▸ **Exercise**
Identify each line below that contains the word "time", and copy it out.

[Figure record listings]
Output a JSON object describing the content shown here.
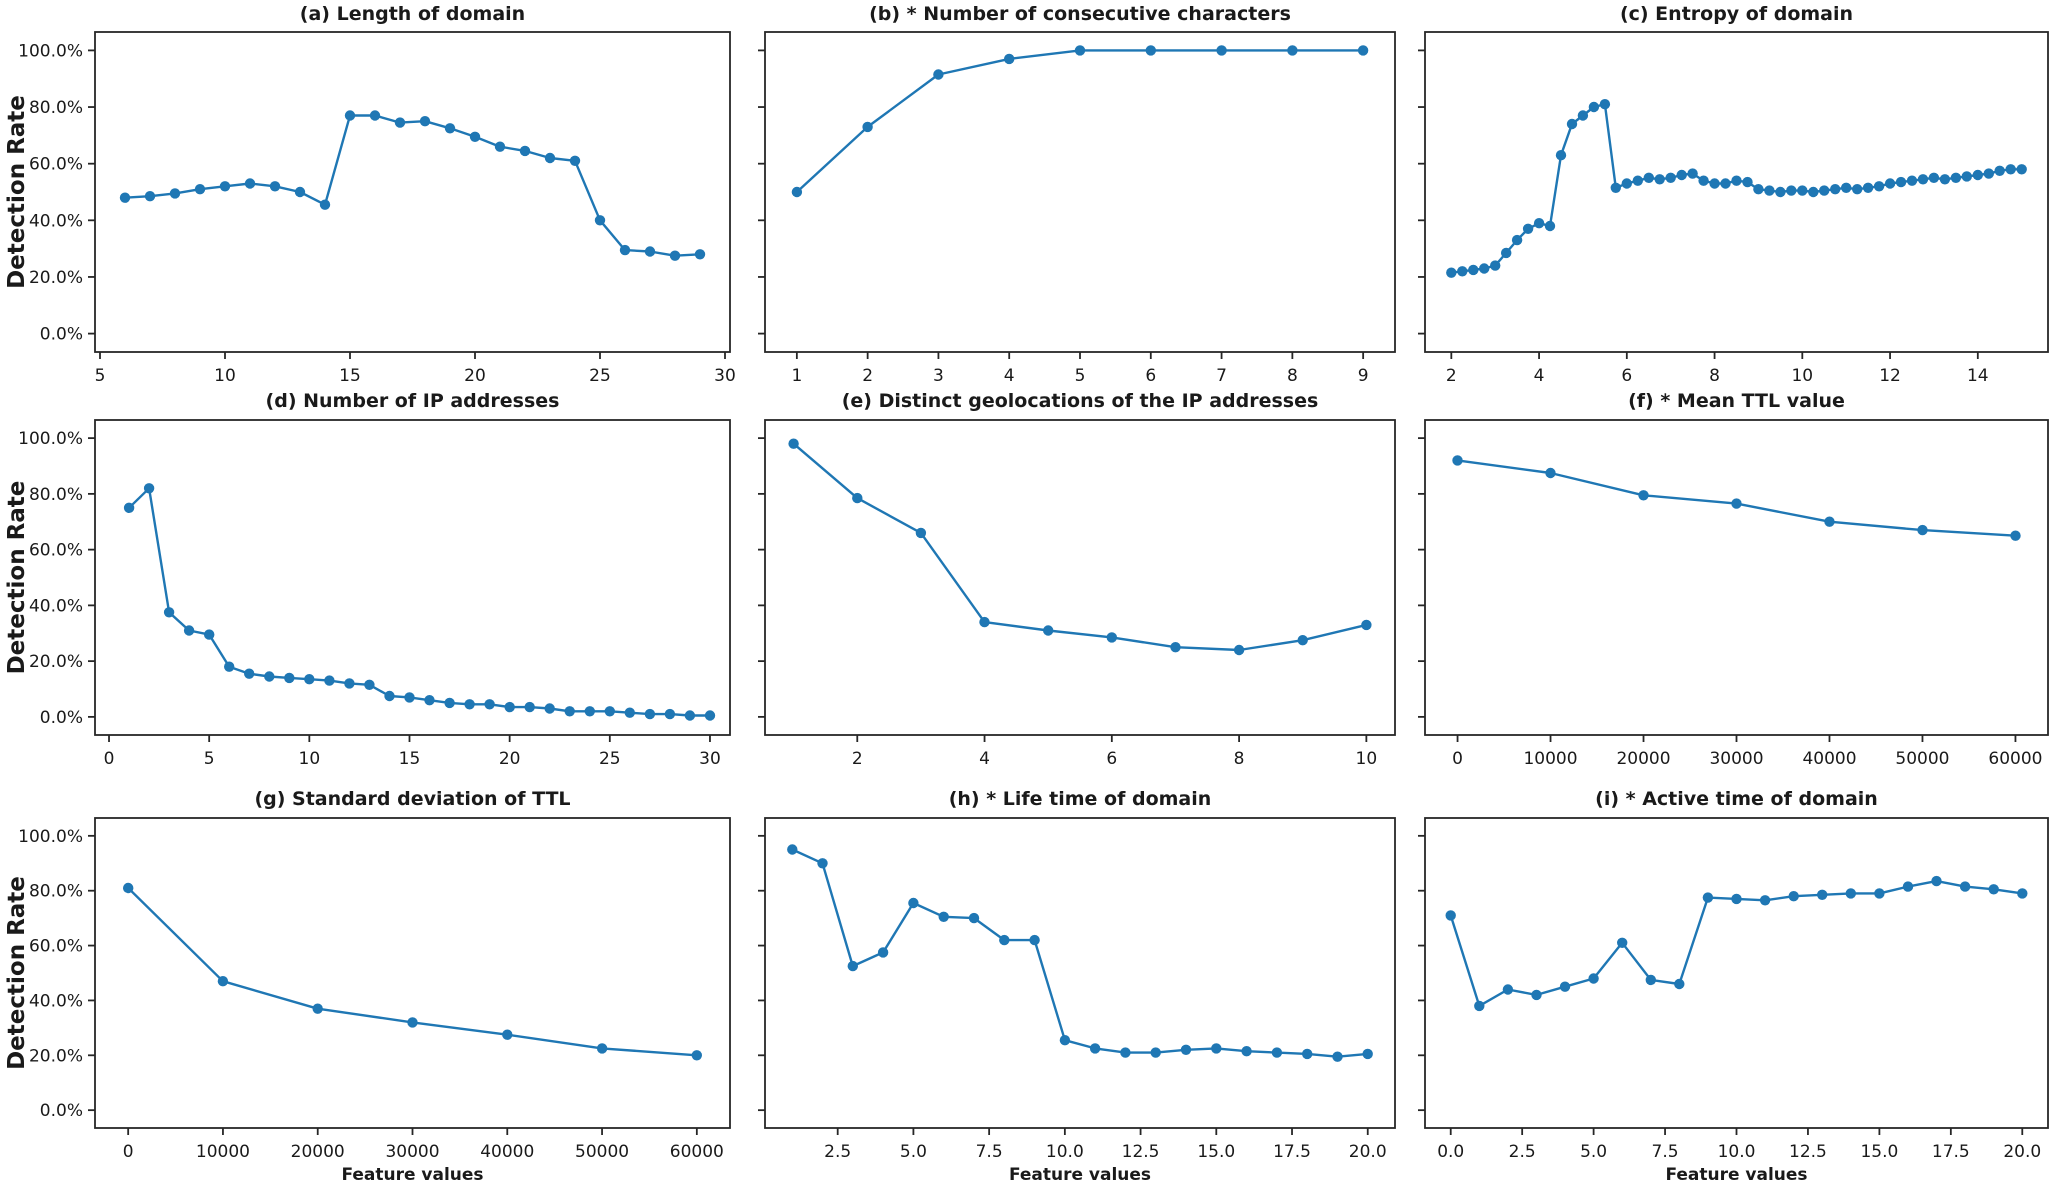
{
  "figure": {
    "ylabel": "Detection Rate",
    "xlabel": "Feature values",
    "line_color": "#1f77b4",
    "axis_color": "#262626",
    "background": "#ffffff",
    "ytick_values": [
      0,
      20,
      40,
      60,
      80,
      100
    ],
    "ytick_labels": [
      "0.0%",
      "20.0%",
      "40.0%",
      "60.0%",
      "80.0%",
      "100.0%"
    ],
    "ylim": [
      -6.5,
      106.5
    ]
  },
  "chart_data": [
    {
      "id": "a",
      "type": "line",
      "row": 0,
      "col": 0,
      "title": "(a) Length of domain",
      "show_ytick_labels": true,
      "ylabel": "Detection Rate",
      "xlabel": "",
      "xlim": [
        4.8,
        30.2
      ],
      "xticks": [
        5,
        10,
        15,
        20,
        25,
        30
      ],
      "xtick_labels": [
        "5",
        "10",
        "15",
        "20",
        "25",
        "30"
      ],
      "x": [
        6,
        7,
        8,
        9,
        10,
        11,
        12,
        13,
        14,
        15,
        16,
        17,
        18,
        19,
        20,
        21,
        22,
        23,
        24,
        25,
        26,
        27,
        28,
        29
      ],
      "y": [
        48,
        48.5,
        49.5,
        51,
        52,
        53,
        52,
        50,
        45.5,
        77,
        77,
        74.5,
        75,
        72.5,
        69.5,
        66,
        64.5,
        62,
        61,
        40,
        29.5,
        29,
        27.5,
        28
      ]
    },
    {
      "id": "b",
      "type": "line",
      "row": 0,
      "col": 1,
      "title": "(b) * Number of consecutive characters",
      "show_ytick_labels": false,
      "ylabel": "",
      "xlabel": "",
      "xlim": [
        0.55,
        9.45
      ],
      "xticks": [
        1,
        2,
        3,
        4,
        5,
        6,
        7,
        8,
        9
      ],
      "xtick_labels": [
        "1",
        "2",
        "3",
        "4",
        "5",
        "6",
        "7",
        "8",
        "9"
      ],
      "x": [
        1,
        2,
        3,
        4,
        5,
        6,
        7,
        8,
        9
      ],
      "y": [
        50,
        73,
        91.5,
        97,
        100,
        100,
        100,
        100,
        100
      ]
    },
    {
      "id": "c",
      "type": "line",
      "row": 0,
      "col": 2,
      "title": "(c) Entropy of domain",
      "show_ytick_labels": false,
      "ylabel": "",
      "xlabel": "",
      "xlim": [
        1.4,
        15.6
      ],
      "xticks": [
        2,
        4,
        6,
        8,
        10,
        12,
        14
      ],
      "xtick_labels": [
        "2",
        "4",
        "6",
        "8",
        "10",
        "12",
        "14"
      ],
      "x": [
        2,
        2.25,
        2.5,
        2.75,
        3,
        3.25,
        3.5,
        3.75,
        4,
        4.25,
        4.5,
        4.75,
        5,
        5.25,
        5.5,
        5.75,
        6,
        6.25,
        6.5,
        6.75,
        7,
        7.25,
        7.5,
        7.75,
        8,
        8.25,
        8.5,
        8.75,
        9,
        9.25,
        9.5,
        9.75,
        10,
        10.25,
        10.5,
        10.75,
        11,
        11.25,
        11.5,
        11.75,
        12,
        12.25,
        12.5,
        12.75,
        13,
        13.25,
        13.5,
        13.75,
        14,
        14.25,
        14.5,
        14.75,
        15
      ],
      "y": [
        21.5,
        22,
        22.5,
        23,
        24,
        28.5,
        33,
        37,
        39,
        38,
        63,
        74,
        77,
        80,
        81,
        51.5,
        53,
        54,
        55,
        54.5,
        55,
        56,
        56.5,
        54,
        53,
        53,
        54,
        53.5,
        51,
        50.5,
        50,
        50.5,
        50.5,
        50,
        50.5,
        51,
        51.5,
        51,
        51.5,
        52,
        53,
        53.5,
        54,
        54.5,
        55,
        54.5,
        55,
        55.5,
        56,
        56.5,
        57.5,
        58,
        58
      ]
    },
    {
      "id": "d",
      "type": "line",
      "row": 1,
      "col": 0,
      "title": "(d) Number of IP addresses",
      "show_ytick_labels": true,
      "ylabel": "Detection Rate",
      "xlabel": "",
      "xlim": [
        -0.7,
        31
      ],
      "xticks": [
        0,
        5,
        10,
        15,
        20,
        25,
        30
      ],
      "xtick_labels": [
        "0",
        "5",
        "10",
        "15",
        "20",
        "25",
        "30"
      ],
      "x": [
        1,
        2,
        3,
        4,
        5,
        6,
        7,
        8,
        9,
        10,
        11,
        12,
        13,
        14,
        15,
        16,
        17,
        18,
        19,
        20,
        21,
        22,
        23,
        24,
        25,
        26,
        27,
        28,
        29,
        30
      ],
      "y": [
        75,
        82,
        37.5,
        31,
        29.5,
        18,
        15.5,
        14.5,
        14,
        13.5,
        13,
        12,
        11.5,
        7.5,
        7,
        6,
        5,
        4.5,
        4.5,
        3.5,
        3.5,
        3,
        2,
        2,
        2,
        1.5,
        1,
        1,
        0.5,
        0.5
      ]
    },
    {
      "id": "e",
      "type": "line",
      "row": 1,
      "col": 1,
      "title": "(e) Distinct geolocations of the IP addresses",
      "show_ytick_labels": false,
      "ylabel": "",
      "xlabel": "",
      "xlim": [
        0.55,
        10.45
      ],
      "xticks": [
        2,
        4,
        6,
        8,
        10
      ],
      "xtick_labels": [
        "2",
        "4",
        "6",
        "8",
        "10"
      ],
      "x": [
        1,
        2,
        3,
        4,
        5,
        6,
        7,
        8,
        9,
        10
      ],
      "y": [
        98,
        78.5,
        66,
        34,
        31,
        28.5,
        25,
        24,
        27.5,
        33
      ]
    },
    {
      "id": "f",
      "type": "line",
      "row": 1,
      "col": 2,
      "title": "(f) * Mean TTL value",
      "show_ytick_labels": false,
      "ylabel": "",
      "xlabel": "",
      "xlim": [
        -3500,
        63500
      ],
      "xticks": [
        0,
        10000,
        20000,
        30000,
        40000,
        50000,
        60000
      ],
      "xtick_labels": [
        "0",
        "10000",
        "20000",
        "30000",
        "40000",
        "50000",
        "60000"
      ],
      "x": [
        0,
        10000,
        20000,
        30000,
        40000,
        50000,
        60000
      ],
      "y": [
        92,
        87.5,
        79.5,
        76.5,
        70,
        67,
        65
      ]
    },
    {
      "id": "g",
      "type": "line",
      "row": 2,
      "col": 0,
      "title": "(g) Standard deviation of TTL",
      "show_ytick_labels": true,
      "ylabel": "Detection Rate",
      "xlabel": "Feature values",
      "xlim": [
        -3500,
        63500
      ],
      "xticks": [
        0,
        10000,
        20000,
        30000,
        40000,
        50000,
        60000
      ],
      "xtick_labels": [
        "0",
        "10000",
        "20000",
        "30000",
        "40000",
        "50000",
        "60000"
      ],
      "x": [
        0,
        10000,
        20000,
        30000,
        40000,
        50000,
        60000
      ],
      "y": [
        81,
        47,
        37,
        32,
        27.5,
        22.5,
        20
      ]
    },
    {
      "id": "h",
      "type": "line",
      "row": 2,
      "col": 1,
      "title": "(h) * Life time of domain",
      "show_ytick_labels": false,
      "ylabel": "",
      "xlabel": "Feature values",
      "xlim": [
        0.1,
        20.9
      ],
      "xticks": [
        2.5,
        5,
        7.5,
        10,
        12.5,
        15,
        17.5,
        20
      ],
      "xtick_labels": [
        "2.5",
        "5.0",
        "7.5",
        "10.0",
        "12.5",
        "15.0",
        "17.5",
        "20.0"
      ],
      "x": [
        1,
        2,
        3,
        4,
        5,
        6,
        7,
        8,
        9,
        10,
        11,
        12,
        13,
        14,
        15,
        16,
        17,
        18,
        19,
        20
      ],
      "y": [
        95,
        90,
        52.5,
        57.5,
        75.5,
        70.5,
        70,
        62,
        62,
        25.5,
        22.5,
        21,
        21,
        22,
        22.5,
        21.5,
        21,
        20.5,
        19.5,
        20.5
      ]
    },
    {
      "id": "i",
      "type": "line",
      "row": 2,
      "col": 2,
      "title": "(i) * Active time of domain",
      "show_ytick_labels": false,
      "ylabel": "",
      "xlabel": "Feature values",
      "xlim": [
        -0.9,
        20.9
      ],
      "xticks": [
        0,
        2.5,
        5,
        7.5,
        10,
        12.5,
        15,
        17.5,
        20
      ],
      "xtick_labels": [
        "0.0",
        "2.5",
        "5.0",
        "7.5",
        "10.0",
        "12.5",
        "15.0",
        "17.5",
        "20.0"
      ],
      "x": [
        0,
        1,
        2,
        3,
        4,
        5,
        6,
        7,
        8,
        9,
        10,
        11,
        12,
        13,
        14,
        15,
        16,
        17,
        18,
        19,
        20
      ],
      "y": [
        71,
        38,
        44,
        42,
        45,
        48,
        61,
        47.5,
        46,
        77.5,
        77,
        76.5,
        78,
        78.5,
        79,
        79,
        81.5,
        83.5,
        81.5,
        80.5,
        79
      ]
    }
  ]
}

▸ **Written answer**
      "title": "(h) * Life time of domain",
      "title": "(i) * Active time of domain",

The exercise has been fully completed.